WHAT THIS TASK INVOLVES: Write the material out again, line by line, exactly as it is.

PROVIDED DATA:
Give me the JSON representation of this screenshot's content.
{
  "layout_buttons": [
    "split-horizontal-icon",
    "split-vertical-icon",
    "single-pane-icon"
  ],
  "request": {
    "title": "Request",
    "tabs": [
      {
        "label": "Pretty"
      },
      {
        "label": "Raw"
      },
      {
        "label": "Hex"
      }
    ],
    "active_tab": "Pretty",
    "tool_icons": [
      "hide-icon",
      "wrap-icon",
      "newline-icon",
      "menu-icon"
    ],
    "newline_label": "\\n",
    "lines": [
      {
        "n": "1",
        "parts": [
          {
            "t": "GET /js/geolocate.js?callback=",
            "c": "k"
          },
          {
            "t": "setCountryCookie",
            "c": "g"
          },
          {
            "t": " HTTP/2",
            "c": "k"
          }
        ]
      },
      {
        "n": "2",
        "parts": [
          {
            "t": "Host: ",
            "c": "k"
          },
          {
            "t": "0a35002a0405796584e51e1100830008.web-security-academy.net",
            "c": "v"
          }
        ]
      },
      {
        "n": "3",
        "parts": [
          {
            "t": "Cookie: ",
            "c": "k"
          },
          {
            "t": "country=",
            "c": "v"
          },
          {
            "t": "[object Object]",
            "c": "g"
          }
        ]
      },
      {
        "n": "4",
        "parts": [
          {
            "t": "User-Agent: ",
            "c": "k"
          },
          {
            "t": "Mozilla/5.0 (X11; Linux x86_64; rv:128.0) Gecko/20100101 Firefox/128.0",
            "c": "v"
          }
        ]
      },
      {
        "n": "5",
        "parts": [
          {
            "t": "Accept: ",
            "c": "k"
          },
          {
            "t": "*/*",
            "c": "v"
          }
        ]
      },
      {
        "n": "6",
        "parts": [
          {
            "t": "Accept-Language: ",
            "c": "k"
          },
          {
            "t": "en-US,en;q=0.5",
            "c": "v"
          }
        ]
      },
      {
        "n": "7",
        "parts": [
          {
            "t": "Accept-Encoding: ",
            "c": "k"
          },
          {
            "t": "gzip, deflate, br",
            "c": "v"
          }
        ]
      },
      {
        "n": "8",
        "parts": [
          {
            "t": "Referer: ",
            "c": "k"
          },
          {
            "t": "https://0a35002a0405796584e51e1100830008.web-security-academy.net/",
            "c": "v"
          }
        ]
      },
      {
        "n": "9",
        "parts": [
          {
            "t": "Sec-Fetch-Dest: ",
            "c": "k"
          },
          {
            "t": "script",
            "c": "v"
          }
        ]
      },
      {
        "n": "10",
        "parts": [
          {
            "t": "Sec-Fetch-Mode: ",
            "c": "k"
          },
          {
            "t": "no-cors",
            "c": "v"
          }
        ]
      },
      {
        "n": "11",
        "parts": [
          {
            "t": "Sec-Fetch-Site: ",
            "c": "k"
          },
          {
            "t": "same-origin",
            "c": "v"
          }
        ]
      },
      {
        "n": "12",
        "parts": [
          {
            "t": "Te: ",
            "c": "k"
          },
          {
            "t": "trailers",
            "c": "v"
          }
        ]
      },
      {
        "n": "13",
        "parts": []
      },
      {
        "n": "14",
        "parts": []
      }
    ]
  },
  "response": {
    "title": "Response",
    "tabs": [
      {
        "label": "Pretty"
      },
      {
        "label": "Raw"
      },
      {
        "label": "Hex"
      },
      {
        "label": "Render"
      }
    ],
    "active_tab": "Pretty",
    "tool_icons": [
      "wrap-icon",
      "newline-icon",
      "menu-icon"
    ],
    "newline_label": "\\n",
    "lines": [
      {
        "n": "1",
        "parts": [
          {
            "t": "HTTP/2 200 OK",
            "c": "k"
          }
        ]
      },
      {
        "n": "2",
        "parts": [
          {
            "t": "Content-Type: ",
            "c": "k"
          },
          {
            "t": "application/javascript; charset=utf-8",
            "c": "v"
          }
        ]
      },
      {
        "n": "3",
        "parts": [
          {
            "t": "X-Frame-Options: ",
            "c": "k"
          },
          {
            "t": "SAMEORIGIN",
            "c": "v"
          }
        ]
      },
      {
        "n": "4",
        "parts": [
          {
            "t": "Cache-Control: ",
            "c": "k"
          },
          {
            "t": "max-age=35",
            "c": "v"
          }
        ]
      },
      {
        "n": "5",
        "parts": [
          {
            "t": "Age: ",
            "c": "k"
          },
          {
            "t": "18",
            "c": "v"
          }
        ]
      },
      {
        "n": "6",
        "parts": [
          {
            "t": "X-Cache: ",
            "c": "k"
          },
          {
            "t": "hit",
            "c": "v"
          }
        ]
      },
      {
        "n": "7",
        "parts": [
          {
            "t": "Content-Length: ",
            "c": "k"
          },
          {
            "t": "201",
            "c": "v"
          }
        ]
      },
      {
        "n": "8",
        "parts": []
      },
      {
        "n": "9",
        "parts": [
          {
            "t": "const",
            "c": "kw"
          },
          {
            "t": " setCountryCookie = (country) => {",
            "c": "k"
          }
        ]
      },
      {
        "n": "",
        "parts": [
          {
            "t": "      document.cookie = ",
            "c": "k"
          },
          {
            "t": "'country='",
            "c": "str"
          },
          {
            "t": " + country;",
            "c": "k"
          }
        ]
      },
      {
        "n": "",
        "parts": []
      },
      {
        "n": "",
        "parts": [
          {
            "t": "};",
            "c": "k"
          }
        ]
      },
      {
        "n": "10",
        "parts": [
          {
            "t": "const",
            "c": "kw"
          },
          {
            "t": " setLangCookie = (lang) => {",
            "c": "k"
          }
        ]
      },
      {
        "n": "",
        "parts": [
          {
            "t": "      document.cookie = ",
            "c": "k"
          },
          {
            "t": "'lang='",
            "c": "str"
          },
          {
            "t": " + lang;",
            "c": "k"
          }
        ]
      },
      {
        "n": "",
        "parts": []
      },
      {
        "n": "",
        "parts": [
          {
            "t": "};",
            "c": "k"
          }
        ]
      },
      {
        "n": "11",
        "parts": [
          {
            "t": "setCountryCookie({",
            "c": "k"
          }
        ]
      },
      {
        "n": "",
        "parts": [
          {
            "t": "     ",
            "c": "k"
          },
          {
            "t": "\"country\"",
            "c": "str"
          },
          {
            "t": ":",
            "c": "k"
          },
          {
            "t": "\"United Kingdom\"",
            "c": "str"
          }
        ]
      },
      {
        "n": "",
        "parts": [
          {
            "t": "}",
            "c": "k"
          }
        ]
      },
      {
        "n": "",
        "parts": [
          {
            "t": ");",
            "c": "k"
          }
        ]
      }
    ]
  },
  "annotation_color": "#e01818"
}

FINISHED ANSWER:
Give me the JSON representation of this screenshot's content.
{
  "layout_buttons": [
    "split-horizontal-icon",
    "split-vertical-icon",
    "single-pane-icon"
  ],
  "request": {
    "title": "Request",
    "tabs": [
      {
        "label": "Pretty"
      },
      {
        "label": "Raw"
      },
      {
        "label": "Hex"
      }
    ],
    "active_tab": "Pretty",
    "tool_icons": [
      "hide-icon",
      "wrap-icon",
      "newline-icon",
      "menu-icon"
    ],
    "newline_label": "\\n",
    "lines": [
      {
        "n": "1",
        "parts": [
          {
            "t": "GET /js/geolocate.js?callback=",
            "c": "k"
          },
          {
            "t": "setCountryCookie",
            "c": "g"
          },
          {
            "t": " HTTP/2",
            "c": "k"
          }
        ]
      },
      {
        "n": "2",
        "parts": [
          {
            "t": "Host: ",
            "c": "k"
          },
          {
            "t": "0a35002a0405796584e51e1100830008.web-security-academy.net",
            "c": "v"
          }
        ]
      },
      {
        "n": "3",
        "parts": [
          {
            "t": "Cookie: ",
            "c": "k"
          },
          {
            "t": "country=",
            "c": "v"
          },
          {
            "t": "[object Object]",
            "c": "g"
          }
        ]
      },
      {
        "n": "4",
        "parts": [
          {
            "t": "User-Agent: ",
            "c": "k"
          },
          {
            "t": "Mozilla/5.0 (X11; Linux x86_64; rv:128.0) Gecko/20100101 Firefox/128.0",
            "c": "v"
          }
        ]
      },
      {
        "n": "5",
        "parts": [
          {
            "t": "Accept: ",
            "c": "k"
          },
          {
            "t": "*/*",
            "c": "v"
          }
        ]
      },
      {
        "n": "6",
        "parts": [
          {
            "t": "Accept-Language: ",
            "c": "k"
          },
          {
            "t": "en-US,en;q=0.5",
            "c": "v"
          }
        ]
      },
      {
        "n": "7",
        "parts": [
          {
            "t": "Accept-Encoding: ",
            "c": "k"
          },
          {
            "t": "gzip, deflate, br",
            "c": "v"
          }
        ]
      },
      {
        "n": "8",
        "parts": [
          {
            "t": "Referer: ",
            "c": "k"
          },
          {
            "t": "https://0a35002a0405796584e51e1100830008.web-security-academy.net/",
            "c": "v"
          }
        ]
      },
      {
        "n": "9",
        "parts": [
          {
            "t": "Sec-Fetch-Dest: ",
            "c": "k"
          },
          {
            "t": "script",
            "c": "v"
          }
        ]
      },
      {
        "n": "10",
        "parts": [
          {
            "t": "Sec-Fetch-Mode: ",
            "c": "k"
          },
          {
            "t": "no-cors",
            "c": "v"
          }
        ]
      },
      {
        "n": "11",
        "parts": [
          {
            "t": "Sec-Fetch-Site: ",
            "c": "k"
          },
          {
            "t": "same-origin",
            "c": "v"
          }
        ]
      },
      {
        "n": "12",
        "parts": [
          {
            "t": "Te: ",
            "c": "k"
          },
          {
            "t": "trailers",
            "c": "v"
          }
        ]
      },
      {
        "n": "13",
        "parts": []
      },
      {
        "n": "14",
        "parts": []
      }
    ]
  },
  "response": {
    "title": "Response",
    "tabs": [
      {
        "label": "Pretty"
      },
      {
        "label": "Raw"
      },
      {
        "label": "Hex"
      },
      {
        "label": "Render"
      }
    ],
    "active_tab": "Pretty",
    "tool_icons": [
      "wrap-icon",
      "newline-icon",
      "menu-icon"
    ],
    "newline_label": "\\n",
    "lines": [
      {
        "n": "1",
        "parts": [
          {
            "t": "HTTP/2 200 OK",
            "c": "k"
          }
        ]
      },
      {
        "n": "2",
        "parts": [
          {
            "t": "Content-Type: ",
            "c": "k"
          },
          {
            "t": "application/javascript; charset=utf-8",
            "c": "v"
          }
        ]
      },
      {
        "n": "3",
        "parts": [
          {
            "t": "X-Frame-Options: ",
            "c": "k"
          },
          {
            "t": "SAMEORIGIN",
            "c": "v"
          }
        ]
      },
      {
        "n": "4",
        "parts": [
          {
            "t": "Cache-Control: ",
            "c": "k"
          },
          {
            "t": "max-age=35",
            "c": "v"
          }
        ]
      },
      {
        "n": "5",
        "parts": [
          {
            "t": "Age: ",
            "c": "k"
          },
          {
            "t": "18",
            "c": "v"
          }
        ]
      },
      {
        "n": "6",
        "parts": [
          {
            "t": "X-Cache: ",
            "c": "k"
          },
          {
            "t": "hit",
            "c": "v"
          }
        ]
      },
      {
        "n": "7",
        "parts": [
          {
            "t": "Content-Length: ",
            "c": "k"
          },
          {
            "t": "201",
            "c": "v"
          }
        ]
      },
      {
        "n": "8",
        "parts": []
      },
      {
        "n": "9",
        "parts": [
          {
            "t": "const",
            "c": "kw"
          },
          {
            "t": " setCountryCookie = (country) => {",
            "c": "k"
          }
        ]
      },
      {
        "n": "",
        "parts": [
          {
            "t": "      document.cookie = ",
            "c": "k"
          },
          {
            "t": "'country='",
            "c": "str"
          },
          {
            "t": " + country;",
            "c": "k"
          }
        ]
      },
      {
        "n": "",
        "parts": []
      },
      {
        "n": "",
        "parts": [
          {
            "t": "};",
            "c": "k"
          }
        ]
      },
      {
        "n": "10",
        "parts": [
          {
            "t": "const",
            "c": "kw"
          },
          {
            "t": " setLangCookie = (lang) => {",
            "c": "k"
          }
        ]
      },
      {
        "n": "",
        "parts": [
          {
            "t": "      document.cookie = ",
            "c": "k"
          },
          {
            "t": "'lang='",
            "c": "str"
          },
          {
            "t": " + lang;",
            "c": "k"
          }
        ]
      },
      {
        "n": "",
        "parts": []
      },
      {
        "n": "",
        "parts": [
          {
            "t": "};",
            "c": "k"
          }
        ]
      },
      {
        "n": "11",
        "parts": [
          {
            "t": "setCountryCookie({",
            "c": "k"
          }
        ]
      },
      {
        "n": "",
        "parts": [
          {
            "t": "     ",
            "c": "k"
          },
          {
            "t": "\"country\"",
            "c": "str"
          },
          {
            "t": ":",
            "c": "k"
          },
          {
            "t": "\"United Kingdom\"",
            "c": "str"
          }
        ]
      },
      {
        "n": "",
        "parts": [
          {
            "t": "}",
            "c": "k"
          }
        ]
      },
      {
        "n": "",
        "parts": [
          {
            "t": ");",
            "c": "k"
          }
        ]
      }
    ]
  },
  "annotation_color": "#e01818"
}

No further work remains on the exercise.